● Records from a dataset

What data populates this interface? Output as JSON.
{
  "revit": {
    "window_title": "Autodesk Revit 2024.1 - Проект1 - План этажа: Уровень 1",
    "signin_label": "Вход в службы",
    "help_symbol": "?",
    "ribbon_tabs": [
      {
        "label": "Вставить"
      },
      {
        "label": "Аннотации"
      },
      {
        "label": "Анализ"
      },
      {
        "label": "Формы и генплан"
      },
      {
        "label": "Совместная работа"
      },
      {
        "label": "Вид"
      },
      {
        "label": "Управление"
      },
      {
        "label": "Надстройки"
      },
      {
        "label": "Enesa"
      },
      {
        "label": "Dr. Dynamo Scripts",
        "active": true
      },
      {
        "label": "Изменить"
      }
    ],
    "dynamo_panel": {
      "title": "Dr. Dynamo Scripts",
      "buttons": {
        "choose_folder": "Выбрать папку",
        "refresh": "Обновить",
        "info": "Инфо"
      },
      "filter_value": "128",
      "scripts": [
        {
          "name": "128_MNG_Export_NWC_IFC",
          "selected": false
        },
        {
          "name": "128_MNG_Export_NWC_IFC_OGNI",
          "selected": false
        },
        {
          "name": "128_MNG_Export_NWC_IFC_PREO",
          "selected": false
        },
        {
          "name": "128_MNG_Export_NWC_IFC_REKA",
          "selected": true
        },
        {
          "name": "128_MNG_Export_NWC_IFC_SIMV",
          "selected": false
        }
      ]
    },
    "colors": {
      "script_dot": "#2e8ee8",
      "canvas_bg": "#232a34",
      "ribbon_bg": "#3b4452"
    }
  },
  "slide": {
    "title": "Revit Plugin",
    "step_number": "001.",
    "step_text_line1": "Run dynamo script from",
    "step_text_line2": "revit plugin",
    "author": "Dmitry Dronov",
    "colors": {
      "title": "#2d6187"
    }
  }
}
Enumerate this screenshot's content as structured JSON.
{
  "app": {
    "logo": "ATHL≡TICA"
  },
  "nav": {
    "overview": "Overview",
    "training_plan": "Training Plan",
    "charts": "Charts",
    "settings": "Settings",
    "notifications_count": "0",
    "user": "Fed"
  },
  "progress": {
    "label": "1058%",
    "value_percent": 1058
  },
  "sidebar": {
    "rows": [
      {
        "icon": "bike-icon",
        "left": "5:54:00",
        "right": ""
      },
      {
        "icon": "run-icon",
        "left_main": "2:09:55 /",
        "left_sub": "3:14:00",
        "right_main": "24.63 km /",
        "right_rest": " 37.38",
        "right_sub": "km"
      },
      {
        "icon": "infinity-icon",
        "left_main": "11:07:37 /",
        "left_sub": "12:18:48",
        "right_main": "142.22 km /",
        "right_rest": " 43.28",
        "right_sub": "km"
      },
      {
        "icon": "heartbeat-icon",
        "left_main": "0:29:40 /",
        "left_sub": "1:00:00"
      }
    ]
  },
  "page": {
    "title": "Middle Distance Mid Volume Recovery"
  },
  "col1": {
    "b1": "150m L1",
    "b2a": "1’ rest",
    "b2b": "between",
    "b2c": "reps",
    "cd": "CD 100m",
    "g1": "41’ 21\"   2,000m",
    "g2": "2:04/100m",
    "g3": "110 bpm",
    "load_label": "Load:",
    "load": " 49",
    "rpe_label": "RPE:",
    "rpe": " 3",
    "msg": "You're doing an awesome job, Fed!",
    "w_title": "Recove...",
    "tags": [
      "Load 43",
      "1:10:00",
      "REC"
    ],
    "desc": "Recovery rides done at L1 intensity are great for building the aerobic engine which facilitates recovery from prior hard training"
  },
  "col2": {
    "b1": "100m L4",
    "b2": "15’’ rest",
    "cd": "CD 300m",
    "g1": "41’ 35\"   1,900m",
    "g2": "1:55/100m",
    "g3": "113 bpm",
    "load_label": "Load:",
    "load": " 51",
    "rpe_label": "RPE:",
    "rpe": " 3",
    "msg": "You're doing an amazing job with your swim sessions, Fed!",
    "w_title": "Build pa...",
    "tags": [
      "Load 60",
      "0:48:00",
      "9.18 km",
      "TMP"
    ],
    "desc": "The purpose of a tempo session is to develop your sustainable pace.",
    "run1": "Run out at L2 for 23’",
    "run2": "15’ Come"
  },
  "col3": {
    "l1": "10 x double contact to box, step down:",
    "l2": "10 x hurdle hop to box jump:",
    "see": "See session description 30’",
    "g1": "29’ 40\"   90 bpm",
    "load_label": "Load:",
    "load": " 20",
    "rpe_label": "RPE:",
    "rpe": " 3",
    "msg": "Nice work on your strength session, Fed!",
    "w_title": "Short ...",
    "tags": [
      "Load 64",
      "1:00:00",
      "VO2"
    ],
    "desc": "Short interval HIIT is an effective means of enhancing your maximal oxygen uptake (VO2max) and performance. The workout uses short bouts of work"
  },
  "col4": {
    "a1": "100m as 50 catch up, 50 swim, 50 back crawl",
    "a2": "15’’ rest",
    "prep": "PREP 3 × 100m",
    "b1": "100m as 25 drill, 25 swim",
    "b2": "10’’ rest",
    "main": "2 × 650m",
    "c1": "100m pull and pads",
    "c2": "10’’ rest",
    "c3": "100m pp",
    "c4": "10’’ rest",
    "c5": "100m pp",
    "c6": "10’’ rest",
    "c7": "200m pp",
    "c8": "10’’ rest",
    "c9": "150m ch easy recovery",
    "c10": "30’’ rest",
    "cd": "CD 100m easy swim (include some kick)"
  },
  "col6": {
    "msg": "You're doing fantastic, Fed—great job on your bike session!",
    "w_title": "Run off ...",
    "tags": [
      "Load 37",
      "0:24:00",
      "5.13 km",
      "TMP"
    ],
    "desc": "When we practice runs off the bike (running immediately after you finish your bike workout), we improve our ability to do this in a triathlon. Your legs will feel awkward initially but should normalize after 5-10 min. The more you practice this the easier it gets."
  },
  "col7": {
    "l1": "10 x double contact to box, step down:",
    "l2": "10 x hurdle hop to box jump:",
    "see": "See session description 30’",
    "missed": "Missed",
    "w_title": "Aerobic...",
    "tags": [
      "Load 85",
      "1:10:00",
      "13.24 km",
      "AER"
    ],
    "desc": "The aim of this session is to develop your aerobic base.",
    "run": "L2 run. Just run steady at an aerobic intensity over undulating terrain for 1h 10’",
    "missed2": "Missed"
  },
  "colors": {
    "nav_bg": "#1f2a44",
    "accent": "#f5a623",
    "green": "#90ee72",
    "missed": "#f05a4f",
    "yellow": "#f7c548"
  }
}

● Short problem
All records above must be set down exactly, please.

● The solution
What data populates this interface? Output as JSON.
{
  "revit": {
    "window_title": "Autodesk Revit 2024.1 - Проект1 - План этажа: Уровень 1",
    "signin_label": "Вход в службы",
    "help_symbol": "?",
    "ribbon_tabs": [
      {
        "label": "Вставить"
      },
      {
        "label": "Аннотации"
      },
      {
        "label": "Анализ"
      },
      {
        "label": "Формы и генплан"
      },
      {
        "label": "Совместная работа"
      },
      {
        "label": "Вид"
      },
      {
        "label": "Управление"
      },
      {
        "label": "Надстройки"
      },
      {
        "label": "Enesa"
      },
      {
        "label": "Dr. Dynamo Scripts",
        "active": true
      },
      {
        "label": "Изменить"
      }
    ],
    "dynamo_panel": {
      "title": "Dr. Dynamo Scripts",
      "buttons": {
        "choose_folder": "Выбрать папку",
        "refresh": "Обновить",
        "info": "Инфо"
      },
      "filter_value": "128",
      "scripts": [
        {
          "name": "128_MNG_Export_NWC_IFC",
          "selected": false
        },
        {
          "name": "128_MNG_Export_NWC_IFC_OGNI",
          "selected": false
        },
        {
          "name": "128_MNG_Export_NWC_IFC_PREO",
          "selected": false
        },
        {
          "name": "128_MNG_Export_NWC_IFC_REKA",
          "selected": true
        },
        {
          "name": "128_MNG_Export_NWC_IFC_SIMV",
          "selected": false
        }
      ]
    },
    "colors": {
      "script_dot": "#2e8ee8",
      "canvas_bg": "#232a34",
      "ribbon_bg": "#3b4452"
    }
  },
  "slide": {
    "title": "Revit Plugin",
    "step_number": "001.",
    "step_text_line1": "Run dynamo script from",
    "step_text_line2": "revit plugin",
    "author": "Dmitry Dronov",
    "colors": {
      "title": "#2d6187"
    }
  }
}
Enumerate this screenshot's content as structured JSON.
{
  "app": {
    "logo": "ATHL≡TICA"
  },
  "nav": {
    "overview": "Overview",
    "training_plan": "Training Plan",
    "charts": "Charts",
    "settings": "Settings",
    "notifications_count": "0",
    "user": "Fed"
  },
  "progress": {
    "label": "1058%",
    "value_percent": 1058
  },
  "sidebar": {
    "rows": [
      {
        "icon": "bike-icon",
        "left": "5:54:00",
        "right": ""
      },
      {
        "icon": "run-icon",
        "left_main": "2:09:55 /",
        "left_sub": "3:14:00",
        "right_main": "24.63 km /",
        "right_rest": " 37.38",
        "right_sub": "km"
      },
      {
        "icon": "infinity-icon",
        "left_main": "11:07:37 /",
        "left_sub": "12:18:48",
        "right_main": "142.22 km /",
        "right_rest": " 43.28",
        "right_sub": "km"
      },
      {
        "icon": "heartbeat-icon",
        "left_main": "0:29:40 /",
        "left_sub": "1:00:00"
      }
    ]
  },
  "page": {
    "title": "Middle Distance Mid Volume Recovery"
  },
  "col1": {
    "b1": "150m L1",
    "b2a": "1’ rest",
    "b2b": "between",
    "b2c": "reps",
    "cd": "CD 100m",
    "g1": "41’ 21\"   2,000m",
    "g2": "2:04/100m",
    "g3": "110 bpm",
    "load_label": "Load:",
    "load": " 49",
    "rpe_label": "RPE:",
    "rpe": " 3",
    "msg": "You're doing an awesome job, Fed!",
    "w_title": "Recove...",
    "tags": [
      "Load 43",
      "1:10:00",
      "REC"
    ],
    "desc": "Recovery rides done at L1 intensity are great for building the aerobic engine which facilitates recovery from prior hard training"
  },
  "col2": {
    "b1": "100m L4",
    "b2": "15’’ rest",
    "cd": "CD 300m",
    "g1": "41’ 35\"   1,900m",
    "g2": "1:55/100m",
    "g3": "113 bpm",
    "load_label": "Load:",
    "load": " 51",
    "rpe_label": "RPE:",
    "rpe": " 3",
    "msg": "You're doing an amazing job with your swim sessions, Fed!",
    "w_title": "Build pa...",
    "tags": [
      "Load 60",
      "0:48:00",
      "9.18 km",
      "TMP"
    ],
    "desc": "The purpose of a tempo session is to develop your sustainable pace.",
    "run1": "Run out at L2 for 23’",
    "run2": "15’ Come"
  },
  "col3": {
    "l1": "10 x double contact to box, step down:",
    "l2": "10 x hurdle hop to box jump:",
    "see": "See session description 30’",
    "g1": "29’ 40\"   90 bpm",
    "load_label": "Load:",
    "load": " 20",
    "rpe_label": "RPE:",
    "rpe": " 3",
    "msg": "Nice work on your strength session, Fed!",
    "w_title": "Short ...",
    "tags": [
      "Load 64",
      "1:00:00",
      "VO2"
    ],
    "desc": "Short interval HIIT is an effective means of enhancing your maximal oxygen uptake (VO2max) and performance. The workout uses short bouts of work"
  },
  "col4": {
    "a1": "100m as 50 catch up, 50 swim, 50 back crawl",
    "a2": "15’’ rest",
    "prep": "PREP 3 × 100m",
    "b1": "100m as 25 drill, 25 swim",
    "b2": "10’’ rest",
    "main": "2 × 650m",
    "c1": "100m pull and pads",
    "c2": "10’’ rest",
    "c3": "100m pp",
    "c4": "10’’ rest",
    "c5": "100m pp",
    "c6": "10’’ rest",
    "c7": "200m pp",
    "c8": "10’’ rest",
    "c9": "150m ch easy recovery",
    "c10": "30’’ rest",
    "cd": "CD 100m easy swim (include some kick)"
  },
  "col6": {
    "msg": "You're doing fantastic, Fed—great job on your bike session!",
    "w_title": "Run off ...",
    "tags": [
      "Load 37",
      "0:24:00",
      "5.13 km",
      "TMP"
    ],
    "desc": "When we practice runs off the bike (running immediately after you finish your bike workout), we improve our ability to do this in a triathlon. Your legs will feel awkward initially but should normalize after 5-10 min. The more you practice this the easier it gets."
  },
  "col7": {
    "l1": "10 x double contact to box, step down:",
    "l2": "10 x hurdle hop to box jump:",
    "see": "See session description 30’",
    "missed": "Missed",
    "w_title": "Aerobic...",
    "tags": [
      "Load 85",
      "1:10:00",
      "13.24 km",
      "AER"
    ],
    "desc": "The aim of this session is to develop your aerobic base.",
    "run": "L2 run. Just run steady at an aerobic intensity over undulating terrain for 1h 10’",
    "missed2": "Missed"
  },
  "colors": {
    "nav_bg": "#1f2a44",
    "accent": "#f5a623",
    "green": "#90ee72",
    "missed": "#f05a4f",
    "yellow": "#f7c548"
  }
}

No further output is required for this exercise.